Challenge »
Copy out lines with the word "three" from the material that follows.

Input rows »
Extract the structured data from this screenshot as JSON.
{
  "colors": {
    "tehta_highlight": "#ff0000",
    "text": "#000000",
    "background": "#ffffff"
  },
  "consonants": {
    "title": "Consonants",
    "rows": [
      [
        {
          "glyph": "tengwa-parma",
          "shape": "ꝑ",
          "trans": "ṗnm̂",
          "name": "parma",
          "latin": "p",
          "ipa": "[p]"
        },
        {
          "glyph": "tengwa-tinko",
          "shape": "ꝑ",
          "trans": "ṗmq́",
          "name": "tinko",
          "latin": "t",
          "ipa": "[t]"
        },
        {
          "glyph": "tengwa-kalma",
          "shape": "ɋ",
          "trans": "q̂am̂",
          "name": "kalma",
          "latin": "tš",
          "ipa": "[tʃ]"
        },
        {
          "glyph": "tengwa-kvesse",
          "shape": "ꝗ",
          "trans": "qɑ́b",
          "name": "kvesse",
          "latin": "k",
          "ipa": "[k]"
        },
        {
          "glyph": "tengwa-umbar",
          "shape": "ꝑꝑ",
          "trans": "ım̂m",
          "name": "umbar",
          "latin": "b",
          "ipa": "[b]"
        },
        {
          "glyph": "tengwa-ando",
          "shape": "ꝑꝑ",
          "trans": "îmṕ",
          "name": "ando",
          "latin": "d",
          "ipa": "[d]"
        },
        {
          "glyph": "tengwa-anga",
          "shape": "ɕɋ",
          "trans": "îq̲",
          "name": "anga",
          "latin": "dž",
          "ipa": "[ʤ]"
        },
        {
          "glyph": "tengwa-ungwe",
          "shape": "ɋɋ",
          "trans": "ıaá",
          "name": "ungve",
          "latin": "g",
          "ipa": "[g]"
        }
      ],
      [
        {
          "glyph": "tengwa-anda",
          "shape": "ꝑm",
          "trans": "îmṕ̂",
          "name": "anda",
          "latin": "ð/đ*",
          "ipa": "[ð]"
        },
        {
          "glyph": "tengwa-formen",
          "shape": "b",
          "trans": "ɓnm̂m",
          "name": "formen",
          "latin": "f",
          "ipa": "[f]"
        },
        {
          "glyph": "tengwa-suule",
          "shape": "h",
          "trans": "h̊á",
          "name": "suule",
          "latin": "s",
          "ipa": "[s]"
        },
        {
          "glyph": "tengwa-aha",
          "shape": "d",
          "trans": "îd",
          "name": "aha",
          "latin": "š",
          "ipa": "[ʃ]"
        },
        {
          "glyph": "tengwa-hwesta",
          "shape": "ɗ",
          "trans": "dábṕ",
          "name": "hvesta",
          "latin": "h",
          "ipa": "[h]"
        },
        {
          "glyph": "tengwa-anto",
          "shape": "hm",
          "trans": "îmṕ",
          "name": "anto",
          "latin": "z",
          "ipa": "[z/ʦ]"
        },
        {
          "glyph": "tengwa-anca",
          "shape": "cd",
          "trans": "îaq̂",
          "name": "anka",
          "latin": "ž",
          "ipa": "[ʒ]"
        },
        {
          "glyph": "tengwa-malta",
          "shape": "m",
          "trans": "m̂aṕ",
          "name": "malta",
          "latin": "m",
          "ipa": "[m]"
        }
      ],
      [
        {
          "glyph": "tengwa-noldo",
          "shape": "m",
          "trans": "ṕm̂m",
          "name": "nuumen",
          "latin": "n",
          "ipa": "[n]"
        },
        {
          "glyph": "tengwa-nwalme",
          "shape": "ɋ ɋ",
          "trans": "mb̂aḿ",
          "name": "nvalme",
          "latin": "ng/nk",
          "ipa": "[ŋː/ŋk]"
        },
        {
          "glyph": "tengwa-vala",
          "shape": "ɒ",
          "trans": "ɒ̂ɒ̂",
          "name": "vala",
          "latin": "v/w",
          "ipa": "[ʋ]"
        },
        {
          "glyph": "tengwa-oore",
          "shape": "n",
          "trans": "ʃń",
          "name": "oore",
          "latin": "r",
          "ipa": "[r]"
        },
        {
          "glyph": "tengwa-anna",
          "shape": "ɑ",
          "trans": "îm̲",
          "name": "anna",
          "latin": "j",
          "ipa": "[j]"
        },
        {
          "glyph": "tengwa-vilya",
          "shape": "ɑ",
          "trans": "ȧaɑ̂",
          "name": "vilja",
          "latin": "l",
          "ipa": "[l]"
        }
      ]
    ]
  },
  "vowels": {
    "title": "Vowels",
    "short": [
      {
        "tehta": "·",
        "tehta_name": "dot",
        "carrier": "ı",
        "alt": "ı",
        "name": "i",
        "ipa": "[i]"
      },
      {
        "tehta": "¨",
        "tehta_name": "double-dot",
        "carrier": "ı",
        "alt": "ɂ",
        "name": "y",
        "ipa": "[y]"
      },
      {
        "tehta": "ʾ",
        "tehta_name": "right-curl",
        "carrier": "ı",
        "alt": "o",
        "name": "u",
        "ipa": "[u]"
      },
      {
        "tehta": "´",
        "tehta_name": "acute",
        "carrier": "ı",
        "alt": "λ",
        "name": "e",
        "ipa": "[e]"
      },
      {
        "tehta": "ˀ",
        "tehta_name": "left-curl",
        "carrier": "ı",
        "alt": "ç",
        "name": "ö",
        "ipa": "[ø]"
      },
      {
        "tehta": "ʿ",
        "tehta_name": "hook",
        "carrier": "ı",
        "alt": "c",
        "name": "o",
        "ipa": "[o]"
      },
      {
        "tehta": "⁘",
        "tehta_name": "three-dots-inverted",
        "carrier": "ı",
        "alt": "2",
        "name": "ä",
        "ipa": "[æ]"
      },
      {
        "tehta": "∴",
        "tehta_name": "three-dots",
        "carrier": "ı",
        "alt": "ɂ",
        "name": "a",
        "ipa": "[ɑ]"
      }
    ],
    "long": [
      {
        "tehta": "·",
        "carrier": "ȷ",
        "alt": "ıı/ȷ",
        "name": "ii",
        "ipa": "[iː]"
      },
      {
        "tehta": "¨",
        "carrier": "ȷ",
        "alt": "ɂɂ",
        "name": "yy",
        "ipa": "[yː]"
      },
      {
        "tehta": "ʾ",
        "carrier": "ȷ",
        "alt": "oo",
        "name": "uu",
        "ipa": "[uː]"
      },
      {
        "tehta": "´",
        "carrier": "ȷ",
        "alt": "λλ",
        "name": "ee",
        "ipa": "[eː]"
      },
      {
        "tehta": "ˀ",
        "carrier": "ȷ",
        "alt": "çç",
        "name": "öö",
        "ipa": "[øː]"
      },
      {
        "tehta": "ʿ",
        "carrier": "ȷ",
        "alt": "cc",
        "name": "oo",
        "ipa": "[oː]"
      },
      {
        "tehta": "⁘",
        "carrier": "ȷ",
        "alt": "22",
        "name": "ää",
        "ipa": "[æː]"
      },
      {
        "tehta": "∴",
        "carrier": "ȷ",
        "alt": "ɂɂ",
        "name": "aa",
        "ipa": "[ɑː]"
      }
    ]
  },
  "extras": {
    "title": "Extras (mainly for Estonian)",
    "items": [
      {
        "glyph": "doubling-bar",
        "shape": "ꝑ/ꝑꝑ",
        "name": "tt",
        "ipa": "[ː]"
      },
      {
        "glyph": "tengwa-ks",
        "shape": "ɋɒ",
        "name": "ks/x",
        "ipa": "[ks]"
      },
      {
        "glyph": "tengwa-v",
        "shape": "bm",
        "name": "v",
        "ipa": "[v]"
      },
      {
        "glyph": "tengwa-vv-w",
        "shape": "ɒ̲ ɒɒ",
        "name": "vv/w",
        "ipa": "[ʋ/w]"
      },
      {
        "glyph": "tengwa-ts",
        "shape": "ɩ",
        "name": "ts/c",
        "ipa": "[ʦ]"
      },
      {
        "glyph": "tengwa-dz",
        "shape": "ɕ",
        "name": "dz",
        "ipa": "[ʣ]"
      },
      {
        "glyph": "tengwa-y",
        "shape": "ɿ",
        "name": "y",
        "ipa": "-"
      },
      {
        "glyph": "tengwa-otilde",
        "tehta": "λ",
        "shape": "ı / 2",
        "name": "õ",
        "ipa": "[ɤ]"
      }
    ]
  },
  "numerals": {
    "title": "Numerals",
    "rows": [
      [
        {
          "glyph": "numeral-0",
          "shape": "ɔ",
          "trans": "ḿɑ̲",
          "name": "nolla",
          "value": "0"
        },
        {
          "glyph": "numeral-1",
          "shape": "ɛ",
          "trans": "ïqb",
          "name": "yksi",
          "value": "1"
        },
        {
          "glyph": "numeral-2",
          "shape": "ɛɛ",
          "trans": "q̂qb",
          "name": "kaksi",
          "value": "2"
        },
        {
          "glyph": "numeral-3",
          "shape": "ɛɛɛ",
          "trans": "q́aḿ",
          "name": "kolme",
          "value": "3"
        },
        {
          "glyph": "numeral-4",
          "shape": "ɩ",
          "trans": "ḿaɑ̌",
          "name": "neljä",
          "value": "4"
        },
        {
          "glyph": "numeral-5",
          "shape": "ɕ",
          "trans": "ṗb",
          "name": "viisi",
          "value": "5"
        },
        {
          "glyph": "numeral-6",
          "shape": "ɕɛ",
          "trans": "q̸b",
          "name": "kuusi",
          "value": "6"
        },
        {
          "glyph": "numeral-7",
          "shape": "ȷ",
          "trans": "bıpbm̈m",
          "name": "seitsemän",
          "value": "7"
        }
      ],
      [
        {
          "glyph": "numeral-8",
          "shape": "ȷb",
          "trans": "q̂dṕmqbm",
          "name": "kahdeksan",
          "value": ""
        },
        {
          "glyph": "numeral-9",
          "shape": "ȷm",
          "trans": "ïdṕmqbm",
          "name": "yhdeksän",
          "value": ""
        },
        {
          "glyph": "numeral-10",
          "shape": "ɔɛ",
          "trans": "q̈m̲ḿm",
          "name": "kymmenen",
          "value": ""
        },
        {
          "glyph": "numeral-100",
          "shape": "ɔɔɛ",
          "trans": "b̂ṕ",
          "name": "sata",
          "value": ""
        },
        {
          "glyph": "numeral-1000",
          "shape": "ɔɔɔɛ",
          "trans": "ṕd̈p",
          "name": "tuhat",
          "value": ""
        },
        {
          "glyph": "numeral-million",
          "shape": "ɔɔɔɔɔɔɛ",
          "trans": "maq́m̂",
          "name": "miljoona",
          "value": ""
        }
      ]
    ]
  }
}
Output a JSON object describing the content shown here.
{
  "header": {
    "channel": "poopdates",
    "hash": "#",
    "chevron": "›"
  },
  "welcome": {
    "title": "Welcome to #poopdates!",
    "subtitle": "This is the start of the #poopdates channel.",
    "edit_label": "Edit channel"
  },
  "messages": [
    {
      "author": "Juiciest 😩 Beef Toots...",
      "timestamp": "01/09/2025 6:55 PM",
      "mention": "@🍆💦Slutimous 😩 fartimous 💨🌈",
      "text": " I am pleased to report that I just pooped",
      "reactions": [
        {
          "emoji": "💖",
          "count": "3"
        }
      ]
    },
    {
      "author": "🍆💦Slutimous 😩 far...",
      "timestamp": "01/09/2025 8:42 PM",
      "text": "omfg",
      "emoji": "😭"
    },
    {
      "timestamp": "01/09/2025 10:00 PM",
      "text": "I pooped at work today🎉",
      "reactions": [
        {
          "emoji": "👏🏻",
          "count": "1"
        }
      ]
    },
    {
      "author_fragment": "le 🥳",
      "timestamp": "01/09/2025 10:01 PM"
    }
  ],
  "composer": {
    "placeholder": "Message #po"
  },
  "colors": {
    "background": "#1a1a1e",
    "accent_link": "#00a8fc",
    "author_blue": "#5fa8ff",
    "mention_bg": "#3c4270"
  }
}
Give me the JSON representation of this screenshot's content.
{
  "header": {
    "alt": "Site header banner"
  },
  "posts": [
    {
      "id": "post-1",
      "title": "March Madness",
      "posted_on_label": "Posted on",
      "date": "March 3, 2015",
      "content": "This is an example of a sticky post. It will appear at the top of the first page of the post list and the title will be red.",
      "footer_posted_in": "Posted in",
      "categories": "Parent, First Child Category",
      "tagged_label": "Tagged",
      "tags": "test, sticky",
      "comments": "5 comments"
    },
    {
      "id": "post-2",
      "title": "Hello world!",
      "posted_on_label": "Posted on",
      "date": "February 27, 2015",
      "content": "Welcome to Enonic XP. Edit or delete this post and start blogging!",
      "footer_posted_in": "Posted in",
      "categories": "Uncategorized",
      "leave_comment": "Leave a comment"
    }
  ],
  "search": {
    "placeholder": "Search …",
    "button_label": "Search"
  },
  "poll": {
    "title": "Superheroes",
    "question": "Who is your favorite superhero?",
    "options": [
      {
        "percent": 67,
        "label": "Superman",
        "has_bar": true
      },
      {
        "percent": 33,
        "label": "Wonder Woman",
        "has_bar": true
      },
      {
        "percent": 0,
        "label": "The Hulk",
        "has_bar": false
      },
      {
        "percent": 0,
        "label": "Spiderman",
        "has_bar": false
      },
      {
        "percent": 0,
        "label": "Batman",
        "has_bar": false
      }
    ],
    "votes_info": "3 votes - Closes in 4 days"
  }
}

Exercise output »
        "tehta_name": "three-dots-inverted",
        "tehta_name": "three-dots",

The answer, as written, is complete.